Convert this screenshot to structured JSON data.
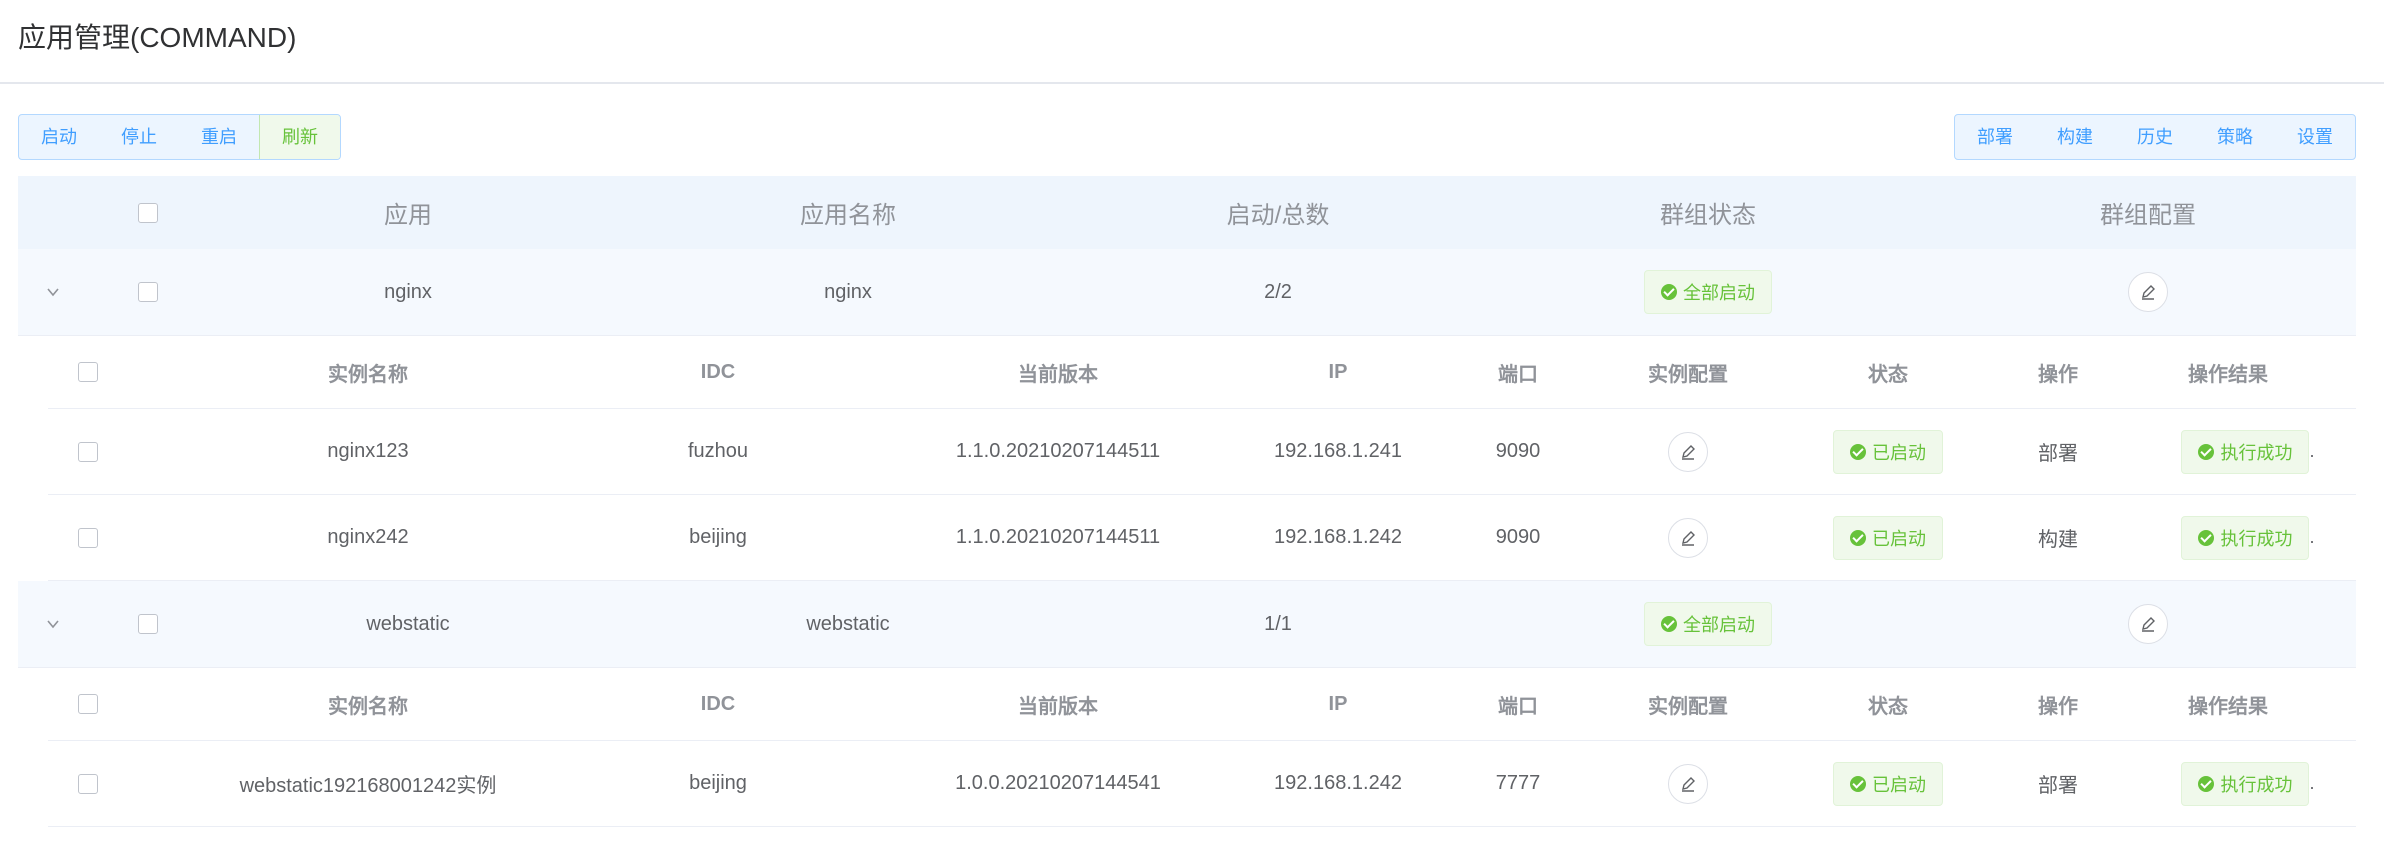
{
  "page": {
    "title": "应用管理(COMMAND)"
  },
  "toolbar_left": {
    "start": "启动",
    "stop": "停止",
    "restart": "重启",
    "refresh": "刷新"
  },
  "toolbar_right": {
    "deploy": "部署",
    "build": "构建",
    "history": "历史",
    "strategy": "策略",
    "settings": "设置"
  },
  "table": {
    "headers": {
      "app": "应用",
      "app_name": "应用名称",
      "started_total": "启动/总数",
      "group_status": "群组状态",
      "group_config": "群组配置"
    },
    "sub_headers": {
      "instance_name": "实例名称",
      "idc": "IDC",
      "version": "当前版本",
      "ip": "IP",
      "port": "端口",
      "instance_config": "实例配置",
      "status": "状态",
      "operation": "操作",
      "result": "操作结果"
    },
    "groups": [
      {
        "app": "nginx",
        "app_name": "nginx",
        "count": "2/2",
        "status": "全部启动",
        "instances": [
          {
            "name": "nginx123",
            "idc": "fuzhou",
            "version": "1.1.0.20210207144511",
            "ip": "192.168.1.241",
            "port": "9090",
            "status": "已启动",
            "operation": "部署",
            "result": "执行成功"
          },
          {
            "name": "nginx242",
            "idc": "beijing",
            "version": "1.1.0.20210207144511",
            "ip": "192.168.1.242",
            "port": "9090",
            "status": "已启动",
            "operation": "构建",
            "result": "执行成功"
          }
        ]
      },
      {
        "app": "webstatic",
        "app_name": "webstatic",
        "count": "1/1",
        "status": "全部启动",
        "instances": [
          {
            "name": "webstatic192168001242实例",
            "idc": "beijing",
            "version": "1.0.0.20210207144541",
            "ip": "192.168.1.242",
            "port": "7777",
            "status": "已启动",
            "operation": "部署",
            "result": "执行成功"
          }
        ]
      }
    ]
  },
  "colors": {
    "primary": "#409eff",
    "success": "#67c23a",
    "header_bg": "#eef5fd",
    "row_bg": "#f5f9fe"
  }
}
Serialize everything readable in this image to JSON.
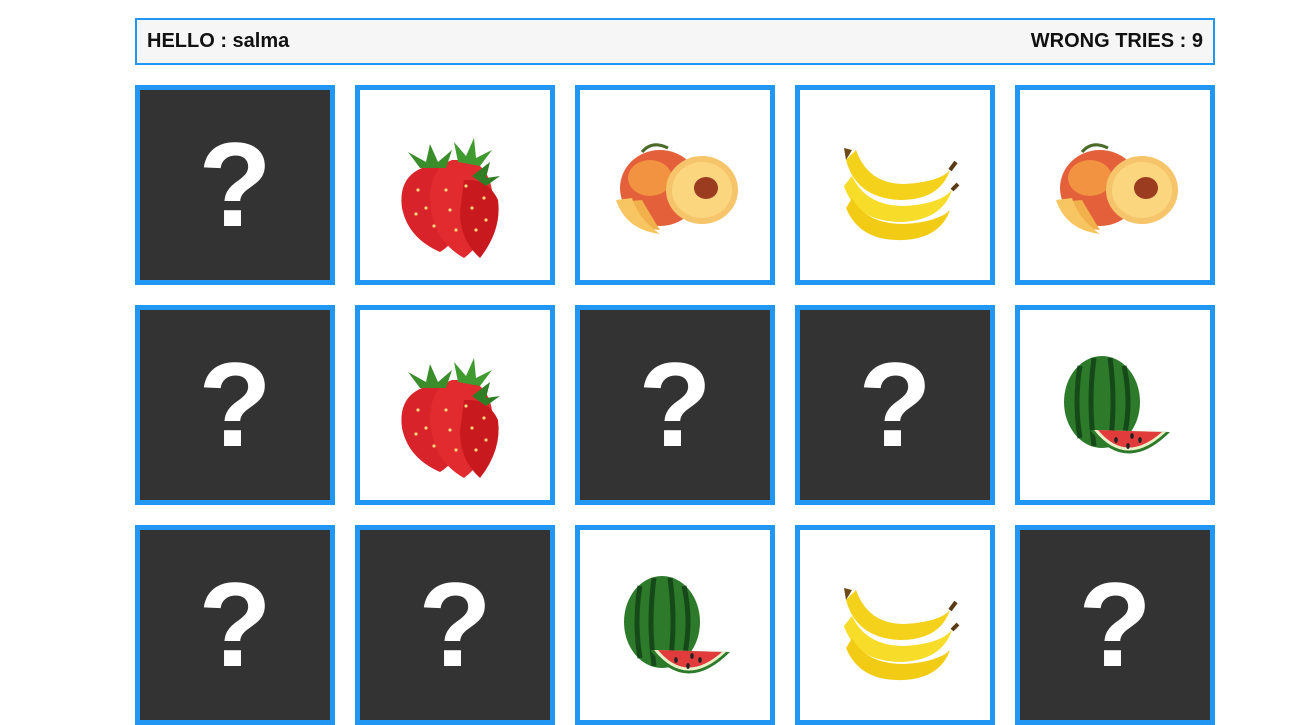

» **TASK BRIEF**
Your copy of the data should match it exactly, except that pictures are left out.

» **FINISHED ANSWER**
Convert this screenshot to structured JSON data.
{
  "page": {
    "title": "应用管理(COMMAND)"
  },
  "toolbar_left": {
    "start": "启动",
    "stop": "停止",
    "restart": "重启",
    "refresh": "刷新"
  },
  "toolbar_right": {
    "deploy": "部署",
    "build": "构建",
    "history": "历史",
    "strategy": "策略",
    "settings": "设置"
  },
  "table": {
    "headers": {
      "app": "应用",
      "app_name": "应用名称",
      "started_total": "启动/总数",
      "group_status": "群组状态",
      "group_config": "群组配置"
    },
    "sub_headers": {
      "instance_name": "实例名称",
      "idc": "IDC",
      "version": "当前版本",
      "ip": "IP",
      "port": "端口",
      "instance_config": "实例配置",
      "status": "状态",
      "operation": "操作",
      "result": "操作结果"
    },
    "groups": [
      {
        "app": "nginx",
        "app_name": "nginx",
        "count": "2/2",
        "status": "全部启动",
        "instances": [
          {
            "name": "nginx123",
            "idc": "fuzhou",
            "version": "1.1.0.20210207144511",
            "ip": "192.168.1.241",
            "port": "9090",
            "status": "已启动",
            "operation": "部署",
            "result": "执行成功"
          },
          {
            "name": "nginx242",
            "idc": "beijing",
            "version": "1.1.0.20210207144511",
            "ip": "192.168.1.242",
            "port": "9090",
            "status": "已启动",
            "operation": "构建",
            "result": "执行成功"
          }
        ]
      },
      {
        "app": "webstatic",
        "app_name": "webstatic",
        "count": "1/1",
        "status": "全部启动",
        "instances": [
          {
            "name": "webstatic192168001242实例",
            "idc": "beijing",
            "version": "1.0.0.20210207144541",
            "ip": "192.168.1.242",
            "port": "7777",
            "status": "已启动",
            "operation": "部署",
            "result": "执行成功"
          }
        ]
      }
    ]
  },
  "colors": {
    "primary": "#409eff",
    "success": "#67c23a",
    "header_bg": "#eef5fd",
    "row_bg": "#f5f9fe"
  }
}
Serialize everything readable in this image to JSON.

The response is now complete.